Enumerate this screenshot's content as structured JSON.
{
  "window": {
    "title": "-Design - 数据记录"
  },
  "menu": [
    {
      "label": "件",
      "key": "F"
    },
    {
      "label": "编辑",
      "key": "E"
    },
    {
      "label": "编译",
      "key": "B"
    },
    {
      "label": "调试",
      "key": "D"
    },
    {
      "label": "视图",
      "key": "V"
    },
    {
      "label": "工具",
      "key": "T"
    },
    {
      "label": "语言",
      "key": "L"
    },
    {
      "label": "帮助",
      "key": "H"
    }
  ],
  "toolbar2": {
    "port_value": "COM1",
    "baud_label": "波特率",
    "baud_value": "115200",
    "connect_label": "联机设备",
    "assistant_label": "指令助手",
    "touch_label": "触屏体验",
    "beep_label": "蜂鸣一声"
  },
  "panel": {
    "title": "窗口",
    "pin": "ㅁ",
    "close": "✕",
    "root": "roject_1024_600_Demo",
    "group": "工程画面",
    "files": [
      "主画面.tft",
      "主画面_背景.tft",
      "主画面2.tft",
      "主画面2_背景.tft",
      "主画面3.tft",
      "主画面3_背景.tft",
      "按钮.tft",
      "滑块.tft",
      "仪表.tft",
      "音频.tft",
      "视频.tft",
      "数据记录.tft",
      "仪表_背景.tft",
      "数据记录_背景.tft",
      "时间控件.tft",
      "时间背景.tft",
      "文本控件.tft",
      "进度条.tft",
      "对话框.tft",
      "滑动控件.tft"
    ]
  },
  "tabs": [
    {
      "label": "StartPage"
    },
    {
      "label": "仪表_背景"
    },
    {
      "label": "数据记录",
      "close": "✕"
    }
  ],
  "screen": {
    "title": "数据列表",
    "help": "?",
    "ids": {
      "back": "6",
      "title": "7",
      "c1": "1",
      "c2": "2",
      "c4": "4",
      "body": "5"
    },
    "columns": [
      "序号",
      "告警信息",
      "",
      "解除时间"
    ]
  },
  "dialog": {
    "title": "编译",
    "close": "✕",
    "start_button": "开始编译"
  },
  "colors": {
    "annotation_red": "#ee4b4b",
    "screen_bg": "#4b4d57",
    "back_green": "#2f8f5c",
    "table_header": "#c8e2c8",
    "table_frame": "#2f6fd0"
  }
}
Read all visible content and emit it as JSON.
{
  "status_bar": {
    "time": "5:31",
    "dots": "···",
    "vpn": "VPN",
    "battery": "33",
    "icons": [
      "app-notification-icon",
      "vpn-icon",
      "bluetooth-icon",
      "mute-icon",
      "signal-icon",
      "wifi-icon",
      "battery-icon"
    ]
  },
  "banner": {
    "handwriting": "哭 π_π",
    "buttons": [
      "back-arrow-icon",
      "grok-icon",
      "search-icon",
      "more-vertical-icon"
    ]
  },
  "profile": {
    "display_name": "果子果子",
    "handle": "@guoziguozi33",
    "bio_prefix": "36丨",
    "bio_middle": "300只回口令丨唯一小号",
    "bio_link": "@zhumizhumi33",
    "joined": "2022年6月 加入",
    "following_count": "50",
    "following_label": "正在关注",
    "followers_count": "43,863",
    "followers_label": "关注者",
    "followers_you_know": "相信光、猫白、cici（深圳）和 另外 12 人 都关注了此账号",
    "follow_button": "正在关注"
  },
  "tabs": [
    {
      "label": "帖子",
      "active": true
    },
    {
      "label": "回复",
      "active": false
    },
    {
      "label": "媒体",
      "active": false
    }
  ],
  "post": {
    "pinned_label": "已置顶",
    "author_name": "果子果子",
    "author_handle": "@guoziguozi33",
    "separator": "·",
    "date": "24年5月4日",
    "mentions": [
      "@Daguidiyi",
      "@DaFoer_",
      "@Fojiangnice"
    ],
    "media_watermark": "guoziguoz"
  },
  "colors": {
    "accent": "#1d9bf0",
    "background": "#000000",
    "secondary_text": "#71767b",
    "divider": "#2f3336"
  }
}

Instruction
Every line of the material must be returned exactly as it appears.

Solution below
Enumerate this screenshot's content as structured JSON.
{
  "window": {
    "title": "-Design - 数据记录"
  },
  "menu": [
    {
      "label": "件",
      "key": "F"
    },
    {
      "label": "编辑",
      "key": "E"
    },
    {
      "label": "编译",
      "key": "B"
    },
    {
      "label": "调试",
      "key": "D"
    },
    {
      "label": "视图",
      "key": "V"
    },
    {
      "label": "工具",
      "key": "T"
    },
    {
      "label": "语言",
      "key": "L"
    },
    {
      "label": "帮助",
      "key": "H"
    }
  ],
  "toolbar2": {
    "port_value": "COM1",
    "baud_label": "波特率",
    "baud_value": "115200",
    "connect_label": "联机设备",
    "assistant_label": "指令助手",
    "touch_label": "触屏体验",
    "beep_label": "蜂鸣一声"
  },
  "panel": {
    "title": "窗口",
    "pin": "ㅁ",
    "close": "✕",
    "root": "roject_1024_600_Demo",
    "group": "工程画面",
    "files": [
      "主画面.tft",
      "主画面_背景.tft",
      "主画面2.tft",
      "主画面2_背景.tft",
      "主画面3.tft",
      "主画面3_背景.tft",
      "按钮.tft",
      "滑块.tft",
      "仪表.tft",
      "音频.tft",
      "视频.tft",
      "数据记录.tft",
      "仪表_背景.tft",
      "数据记录_背景.tft",
      "时间控件.tft",
      "时间背景.tft",
      "文本控件.tft",
      "进度条.tft",
      "对话框.tft",
      "滑动控件.tft"
    ]
  },
  "tabs": [
    {
      "label": "StartPage"
    },
    {
      "label": "仪表_背景"
    },
    {
      "label": "数据记录",
      "close": "✕"
    }
  ],
  "screen": {
    "title": "数据列表",
    "help": "?",
    "ids": {
      "back": "6",
      "title": "7",
      "c1": "1",
      "c2": "2",
      "c4": "4",
      "body": "5"
    },
    "columns": [
      "序号",
      "告警信息",
      "",
      "解除时间"
    ]
  },
  "dialog": {
    "title": "编译",
    "close": "✕",
    "start_button": "开始编译"
  },
  "colors": {
    "annotation_red": "#ee4b4b",
    "screen_bg": "#4b4d57",
    "back_green": "#2f8f5c",
    "table_header": "#c8e2c8",
    "table_frame": "#2f6fd0"
  }
}
Read all visible content and emit it as JSON.
{
  "status_bar": {
    "time": "5:31",
    "dots": "···",
    "vpn": "VPN",
    "battery": "33",
    "icons": [
      "app-notification-icon",
      "vpn-icon",
      "bluetooth-icon",
      "mute-icon",
      "signal-icon",
      "wifi-icon",
      "battery-icon"
    ]
  },
  "banner": {
    "handwriting": "哭 π_π",
    "buttons": [
      "back-arrow-icon",
      "grok-icon",
      "search-icon",
      "more-vertical-icon"
    ]
  },
  "profile": {
    "display_name": "果子果子",
    "handle": "@guoziguozi33",
    "bio_prefix": "36丨",
    "bio_middle": "300只回口令丨唯一小号",
    "bio_link": "@zhumizhumi33",
    "joined": "2022年6月 加入",
    "following_count": "50",
    "following_label": "正在关注",
    "followers_count": "43,863",
    "followers_label": "关注者",
    "followers_you_know": "相信光、猫白、cici（深圳）和 另外 12 人 都关注了此账号",
    "follow_button": "正在关注"
  },
  "tabs": [
    {
      "label": "帖子",
      "active": true
    },
    {
      "label": "回复",
      "active": false
    },
    {
      "label": "媒体",
      "active": false
    }
  ],
  "post": {
    "pinned_label": "已置顶",
    "author_name": "果子果子",
    "author_handle": "@guoziguozi33",
    "separator": "·",
    "date": "24年5月4日",
    "mentions": [
      "@Daguidiyi",
      "@DaFoer_",
      "@Fojiangnice"
    ],
    "media_watermark": "guoziguoz"
  },
  "colors": {
    "accent": "#1d9bf0",
    "background": "#000000",
    "secondary_text": "#71767b",
    "divider": "#2f3336"
  }
}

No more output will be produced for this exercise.